### Text provided
######

Paper Review - Expert Human-Level Driving in Gran Turismo Sport Using Deep Reinforcement Learning with Image-based Representation

Abstract

When humans play virtual racing games, they use visual environmental information on the game screen to understand the rules within the environments. In contrast, a state-of-the-art realistic racing game AI agent that outperforms human players does not use image-based environmental information but the compact and precise measurements provided by the environment. In this paper, a vision-based control algorithm is proposed and compared with human player performances under the same conditions in realistic racing scenarios using Gran Turismo Sport (GTS), which is known as a high-fidelity realistic racing simulator. In the proposed method, the environmental information that constitutes part of the observations in conventional state-of-the-art methods is replaced with feature representations extracted from game screen images. We demonstrate that the proposed method performs expert human-level vehicle control under high-speed driving scenarios even with game screen images as high-dimensional inputs. Additionally, it outperforms the built-in AI in GTS in a time trial task, and its score places it among the top 10% approximately 28,000 human players.

Key Takeaways

1

Expert-Human Performance with Vision-Based Control

This paper demonstrates that an AI agent can achieve expert human-level driving performance in Gran Turismo Sport using only game screen images as the primary input. This challenges the conventional approach of relying on precise, simulator-provided measurements.

2

Image-Based Representation Learning

The study proposes a two-phase approach: first, learning feature representations from game screen images, and then using these representations to train a vehicle control policy. This separation allows for higher resolution images and reduces training time for the policy network.

3

Outperforming Built-in AI and Matching Top Human Players

The trained AI controller not only outperforms the built-in AI in Gran Turismo Sport but also achieves a lap time within the top 10% of approximately 28,000 human players. This result validates the effectiveness of the vision-based control approach.

4

Near-Optimal Trajectory Learning

The AI agent learns to drive on near-optimal trajectories, closely avoiding contact with the inner walls of the track. This indicates that the agent can accurately recognize its position relative to the track from the game screen images.

Introduction

This paper presents a method for achieving expert human-level driving performance in the realistic racing simulator Gran Turismo Sport (GTS) using deep learning. Unlike state-of-the-art AI agents that rely on precise, simulator-provided measurements, humans primarily use visual information from the game screen. This study proposes a vision-based control algorithm that replaces environmental information with feature representations extracted from game screen images, comparing its performance to that of human players.

######

### Data extract
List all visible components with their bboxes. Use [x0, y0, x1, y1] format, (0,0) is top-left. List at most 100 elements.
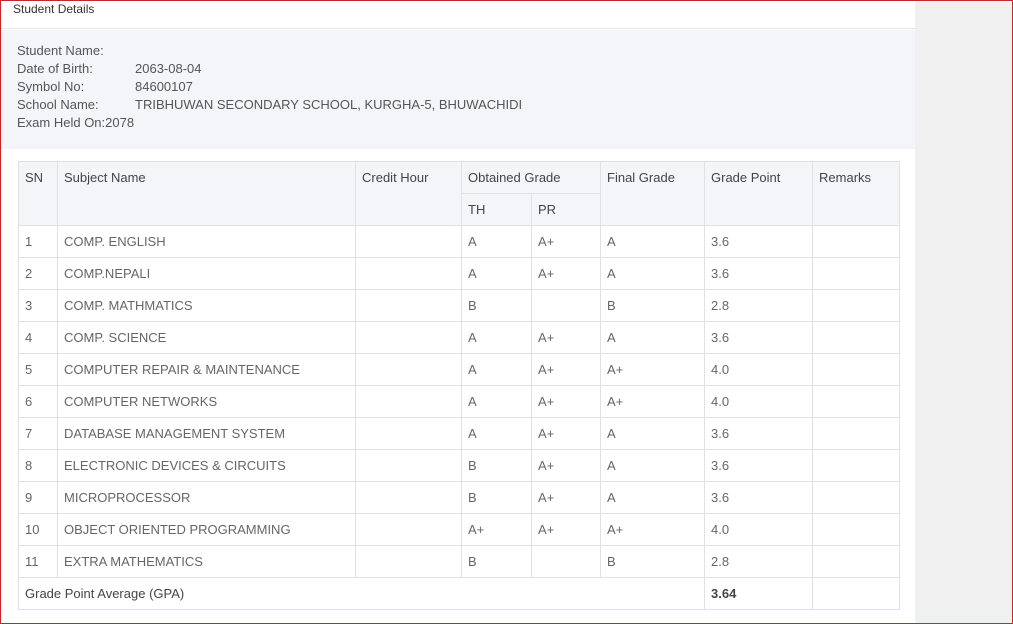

######

### Exercise instructions
1. List the headings of the numbered key takeaways in the Gran Turismo Sport paper review.
2. Transcribe everything in the Gran Turismo Sport paper review from "The AI agent" down to "the game screen images.".

### Response list
1.
- Expert-Human Performance with Vision-Based Control
- Image-Based Representation Learning
- Outperforming Built-in AI and Matching Top Human Players
- Near-Optimal Trajectory Learning

2.
The AI agent learns to drive on near-optimal trajectories, closely avoiding contact with the inner walls of the track. This indicates that the agent can accurately recognize its position relative to the track from the game screen images.